Reproduce this listing in full.

## start Extracted records

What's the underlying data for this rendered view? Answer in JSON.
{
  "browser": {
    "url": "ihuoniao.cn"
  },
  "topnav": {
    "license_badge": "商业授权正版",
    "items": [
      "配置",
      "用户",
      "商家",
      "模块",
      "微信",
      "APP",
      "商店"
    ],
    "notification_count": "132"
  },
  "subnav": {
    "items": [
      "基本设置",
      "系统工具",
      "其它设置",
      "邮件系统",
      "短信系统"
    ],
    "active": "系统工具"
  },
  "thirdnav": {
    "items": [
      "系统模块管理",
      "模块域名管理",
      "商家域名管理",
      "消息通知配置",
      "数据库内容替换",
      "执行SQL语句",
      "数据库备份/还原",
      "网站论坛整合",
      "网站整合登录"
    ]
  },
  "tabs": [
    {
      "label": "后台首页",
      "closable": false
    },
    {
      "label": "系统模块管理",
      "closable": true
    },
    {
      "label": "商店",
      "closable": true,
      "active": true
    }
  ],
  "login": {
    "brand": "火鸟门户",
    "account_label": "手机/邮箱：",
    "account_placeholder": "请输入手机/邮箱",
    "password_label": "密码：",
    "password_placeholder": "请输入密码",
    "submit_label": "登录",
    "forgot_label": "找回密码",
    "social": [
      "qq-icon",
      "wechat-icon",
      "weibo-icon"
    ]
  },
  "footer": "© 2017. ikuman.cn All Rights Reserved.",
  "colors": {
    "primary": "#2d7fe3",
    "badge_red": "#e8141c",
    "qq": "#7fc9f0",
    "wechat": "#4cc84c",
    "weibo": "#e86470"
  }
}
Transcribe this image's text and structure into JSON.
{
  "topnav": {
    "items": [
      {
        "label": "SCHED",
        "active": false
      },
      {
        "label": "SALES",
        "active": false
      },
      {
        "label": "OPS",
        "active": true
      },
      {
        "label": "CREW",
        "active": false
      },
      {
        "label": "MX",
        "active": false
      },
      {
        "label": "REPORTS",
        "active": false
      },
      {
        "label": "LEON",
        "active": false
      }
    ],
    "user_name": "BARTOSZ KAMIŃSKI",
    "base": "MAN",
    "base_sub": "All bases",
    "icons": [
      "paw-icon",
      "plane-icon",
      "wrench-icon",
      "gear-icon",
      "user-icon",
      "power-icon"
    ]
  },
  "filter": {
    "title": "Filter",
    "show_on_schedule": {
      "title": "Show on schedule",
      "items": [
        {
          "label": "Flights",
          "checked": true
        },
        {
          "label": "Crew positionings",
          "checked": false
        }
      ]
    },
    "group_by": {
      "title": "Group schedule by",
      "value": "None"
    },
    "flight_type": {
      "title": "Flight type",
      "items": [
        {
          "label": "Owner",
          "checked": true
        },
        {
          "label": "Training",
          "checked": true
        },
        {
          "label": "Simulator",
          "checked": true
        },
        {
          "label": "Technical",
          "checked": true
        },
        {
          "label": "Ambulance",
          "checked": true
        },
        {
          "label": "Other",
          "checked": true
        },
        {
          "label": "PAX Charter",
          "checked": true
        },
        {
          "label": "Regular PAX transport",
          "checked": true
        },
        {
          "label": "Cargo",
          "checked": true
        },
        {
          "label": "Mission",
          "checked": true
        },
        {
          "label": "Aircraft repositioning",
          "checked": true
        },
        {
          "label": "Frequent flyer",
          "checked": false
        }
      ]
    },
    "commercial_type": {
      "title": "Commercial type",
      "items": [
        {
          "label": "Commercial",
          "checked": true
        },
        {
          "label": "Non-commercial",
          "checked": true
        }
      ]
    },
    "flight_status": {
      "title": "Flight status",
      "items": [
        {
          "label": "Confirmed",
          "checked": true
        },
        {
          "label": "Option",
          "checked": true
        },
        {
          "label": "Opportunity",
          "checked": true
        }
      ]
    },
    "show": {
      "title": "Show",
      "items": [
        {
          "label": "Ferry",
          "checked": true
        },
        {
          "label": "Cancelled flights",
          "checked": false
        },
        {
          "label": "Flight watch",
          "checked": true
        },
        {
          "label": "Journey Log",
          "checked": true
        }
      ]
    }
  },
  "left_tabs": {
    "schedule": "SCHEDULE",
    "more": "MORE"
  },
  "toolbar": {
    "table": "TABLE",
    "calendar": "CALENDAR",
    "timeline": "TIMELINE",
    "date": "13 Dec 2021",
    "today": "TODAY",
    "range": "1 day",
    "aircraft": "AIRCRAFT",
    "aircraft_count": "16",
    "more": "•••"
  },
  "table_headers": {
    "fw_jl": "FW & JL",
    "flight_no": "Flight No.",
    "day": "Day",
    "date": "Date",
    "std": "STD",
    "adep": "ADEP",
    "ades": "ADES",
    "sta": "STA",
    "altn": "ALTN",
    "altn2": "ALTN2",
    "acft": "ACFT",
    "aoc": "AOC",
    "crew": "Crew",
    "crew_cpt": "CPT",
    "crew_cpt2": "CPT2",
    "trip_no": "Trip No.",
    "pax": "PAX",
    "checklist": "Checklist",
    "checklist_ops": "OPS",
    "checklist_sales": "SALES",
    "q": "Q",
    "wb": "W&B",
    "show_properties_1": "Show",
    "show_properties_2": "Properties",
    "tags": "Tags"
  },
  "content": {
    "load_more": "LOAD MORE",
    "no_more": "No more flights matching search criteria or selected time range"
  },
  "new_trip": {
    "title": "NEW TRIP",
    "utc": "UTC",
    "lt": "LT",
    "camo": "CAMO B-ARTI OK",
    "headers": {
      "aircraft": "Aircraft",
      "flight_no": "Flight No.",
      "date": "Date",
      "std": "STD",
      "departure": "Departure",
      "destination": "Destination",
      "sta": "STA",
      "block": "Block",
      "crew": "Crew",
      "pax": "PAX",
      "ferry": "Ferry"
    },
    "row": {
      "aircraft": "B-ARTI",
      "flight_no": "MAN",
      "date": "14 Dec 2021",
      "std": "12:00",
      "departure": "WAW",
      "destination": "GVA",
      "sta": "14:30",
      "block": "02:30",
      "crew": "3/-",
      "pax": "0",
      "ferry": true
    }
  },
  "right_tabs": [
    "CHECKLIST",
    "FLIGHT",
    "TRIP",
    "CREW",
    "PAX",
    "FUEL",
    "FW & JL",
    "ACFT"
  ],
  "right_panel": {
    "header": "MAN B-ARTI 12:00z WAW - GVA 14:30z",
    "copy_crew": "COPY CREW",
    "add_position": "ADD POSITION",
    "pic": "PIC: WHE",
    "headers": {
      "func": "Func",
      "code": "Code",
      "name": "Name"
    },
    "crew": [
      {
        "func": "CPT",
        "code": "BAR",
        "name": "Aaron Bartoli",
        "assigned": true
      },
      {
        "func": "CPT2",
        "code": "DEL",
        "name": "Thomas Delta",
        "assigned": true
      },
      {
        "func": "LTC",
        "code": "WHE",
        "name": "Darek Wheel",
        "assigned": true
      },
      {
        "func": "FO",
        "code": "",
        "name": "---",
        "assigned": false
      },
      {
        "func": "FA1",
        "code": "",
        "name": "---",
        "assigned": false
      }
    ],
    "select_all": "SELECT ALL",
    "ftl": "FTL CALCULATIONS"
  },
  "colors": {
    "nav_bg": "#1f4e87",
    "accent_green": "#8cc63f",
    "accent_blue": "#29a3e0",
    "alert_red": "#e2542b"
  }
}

## end Extracted records

## Task answer:
What's the underlying data for this rendered view? Answer in JSON.
{
  "browser": {
    "url": "ihuoniao.cn"
  },
  "topnav": {
    "license_badge": "商业授权正版",
    "items": [
      "配置",
      "用户",
      "商家",
      "模块",
      "微信",
      "APP",
      "商店"
    ],
    "notification_count": "132"
  },
  "subnav": {
    "items": [
      "基本设置",
      "系统工具",
      "其它设置",
      "邮件系统",
      "短信系统"
    ],
    "active": "系统工具"
  },
  "thirdnav": {
    "items": [
      "系统模块管理",
      "模块域名管理",
      "商家域名管理",
      "消息通知配置",
      "数据库内容替换",
      "执行SQL语句",
      "数据库备份/还原",
      "网站论坛整合",
      "网站整合登录"
    ]
  },
  "tabs": [
    {
      "label": "后台首页",
      "closable": false
    },
    {
      "label": "系统模块管理",
      "closable": true
    },
    {
      "label": "商店",
      "closable": true,
      "active": true
    }
  ],
  "login": {
    "brand": "火鸟门户",
    "account_label": "手机/邮箱：",
    "account_placeholder": "请输入手机/邮箱",
    "password_label": "密码：",
    "password_placeholder": "请输入密码",
    "submit_label": "登录",
    "forgot_label": "找回密码",
    "social": [
      "qq-icon",
      "wechat-icon",
      "weibo-icon"
    ]
  },
  "footer": "© 2017. ikuman.cn All Rights Reserved.",
  "colors": {
    "primary": "#2d7fe3",
    "badge_red": "#e8141c",
    "qq": "#7fc9f0",
    "wechat": "#4cc84c",
    "weibo": "#e86470"
  }
}
Transcribe this image's text and structure into JSON.
{
  "topnav": {
    "items": [
      {
        "label": "SCHED",
        "active": false
      },
      {
        "label": "SALES",
        "active": false
      },
      {
        "label": "OPS",
        "active": true
      },
      {
        "label": "CREW",
        "active": false
      },
      {
        "label": "MX",
        "active": false
      },
      {
        "label": "REPORTS",
        "active": false
      },
      {
        "label": "LEON",
        "active": false
      }
    ],
    "user_name": "BARTOSZ KAMIŃSKI",
    "base": "MAN",
    "base_sub": "All bases",
    "icons": [
      "paw-icon",
      "plane-icon",
      "wrench-icon",
      "gear-icon",
      "user-icon",
      "power-icon"
    ]
  },
  "filter": {
    "title": "Filter",
    "show_on_schedule": {
      "title": "Show on schedule",
      "items": [
        {
          "label": "Flights",
          "checked": true
        },
        {
          "label": "Crew positionings",
          "checked": false
        }
      ]
    },
    "group_by": {
      "title": "Group schedule by",
      "value": "None"
    },
    "flight_type": {
      "title": "Flight type",
      "items": [
        {
          "label": "Owner",
          "checked": true
        },
        {
          "label": "Training",
          "checked": true
        },
        {
          "label": "Simulator",
          "checked": true
        },
        {
          "label": "Technical",
          "checked": true
        },
        {
          "label": "Ambulance",
          "checked": true
        },
        {
          "label": "Other",
          "checked": true
        },
        {
          "label": "PAX Charter",
          "checked": true
        },
        {
          "label": "Regular PAX transport",
          "checked": true
        },
        {
          "label": "Cargo",
          "checked": true
        },
        {
          "label": "Mission",
          "checked": true
        },
        {
          "label": "Aircraft repositioning",
          "checked": true
        },
        {
          "label": "Frequent flyer",
          "checked": false
        }
      ]
    },
    "commercial_type": {
      "title": "Commercial type",
      "items": [
        {
          "label": "Commercial",
          "checked": true
        },
        {
          "label": "Non-commercial",
          "checked": true
        }
      ]
    },
    "flight_status": {
      "title": "Flight status",
      "items": [
        {
          "label": "Confirmed",
          "checked": true
        },
        {
          "label": "Option",
          "checked": true
        },
        {
          "label": "Opportunity",
          "checked": true
        }
      ]
    },
    "show": {
      "title": "Show",
      "items": [
        {
          "label": "Ferry",
          "checked": true
        },
        {
          "label": "Cancelled flights",
          "checked": false
        },
        {
          "label": "Flight watch",
          "checked": true
        },
        {
          "label": "Journey Log",
          "checked": true
        }
      ]
    }
  },
  "left_tabs": {
    "schedule": "SCHEDULE",
    "more": "MORE"
  },
  "toolbar": {
    "table": "TABLE",
    "calendar": "CALENDAR",
    "timeline": "TIMELINE",
    "date": "13 Dec 2021",
    "today": "TODAY",
    "range": "1 day",
    "aircraft": "AIRCRAFT",
    "aircraft_count": "16",
    "more": "•••"
  },
  "table_headers": {
    "fw_jl": "FW & JL",
    "flight_no": "Flight No.",
    "day": "Day",
    "date": "Date",
    "std": "STD",
    "adep": "ADEP",
    "ades": "ADES",
    "sta": "STA",
    "altn": "ALTN",
    "altn2": "ALTN2",
    "acft": "ACFT",
    "aoc": "AOC",
    "crew": "Crew",
    "crew_cpt": "CPT",
    "crew_cpt2": "CPT2",
    "trip_no": "Trip No.",
    "pax": "PAX",
    "checklist": "Checklist",
    "checklist_ops": "OPS",
    "checklist_sales": "SALES",
    "q": "Q",
    "wb": "W&B",
    "show_properties_1": "Show",
    "show_properties_2": "Properties",
    "tags": "Tags"
  },
  "content": {
    "load_more": "LOAD MORE",
    "no_more": "No more flights matching search criteria or selected time range"
  },
  "new_trip": {
    "title": "NEW TRIP",
    "utc": "UTC",
    "lt": "LT",
    "camo": "CAMO B-ARTI OK",
    "headers": {
      "aircraft": "Aircraft",
      "flight_no": "Flight No.",
      "date": "Date",
      "std": "STD",
      "departure": "Departure",
      "destination": "Destination",
      "sta": "STA",
      "block": "Block",
      "crew": "Crew",
      "pax": "PAX",
      "ferry": "Ferry"
    },
    "row": {
      "aircraft": "B-ARTI",
      "flight_no": "MAN",
      "date": "14 Dec 2021",
      "std": "12:00",
      "departure": "WAW",
      "destination": "GVA",
      "sta": "14:30",
      "block": "02:30",
      "crew": "3/-",
      "pax": "0",
      "ferry": true
    }
  },
  "right_tabs": [
    "CHECKLIST",
    "FLIGHT",
    "TRIP",
    "CREW",
    "PAX",
    "FUEL",
    "FW & JL",
    "ACFT"
  ],
  "right_panel": {
    "header": "MAN B-ARTI 12:00z WAW - GVA 14:30z",
    "copy_crew": "COPY CREW",
    "add_position": "ADD POSITION",
    "pic": "PIC: WHE",
    "headers": {
      "func": "Func",
      "code": "Code",
      "name": "Name"
    },
    "crew": [
      {
        "func": "CPT",
        "code": "BAR",
        "name": "Aaron Bartoli",
        "assigned": true
      },
      {
        "func": "CPT2",
        "code": "DEL",
        "name": "Thomas Delta",
        "assigned": true
      },
      {
        "func": "LTC",
        "code": "WHE",
        "name": "Darek Wheel",
        "assigned": true
      },
      {
        "func": "FO",
        "code": "",
        "name": "---",
        "assigned": false
      },
      {
        "func": "FA1",
        "code": "",
        "name": "---",
        "assigned": false
      }
    ],
    "select_all": "SELECT ALL",
    "ftl": "FTL CALCULATIONS"
  },
  "colors": {
    "nav_bg": "#1f4e87",
    "accent_green": "#8cc63f",
    "accent_blue": "#29a3e0",
    "alert_red": "#e2542b"
  }
}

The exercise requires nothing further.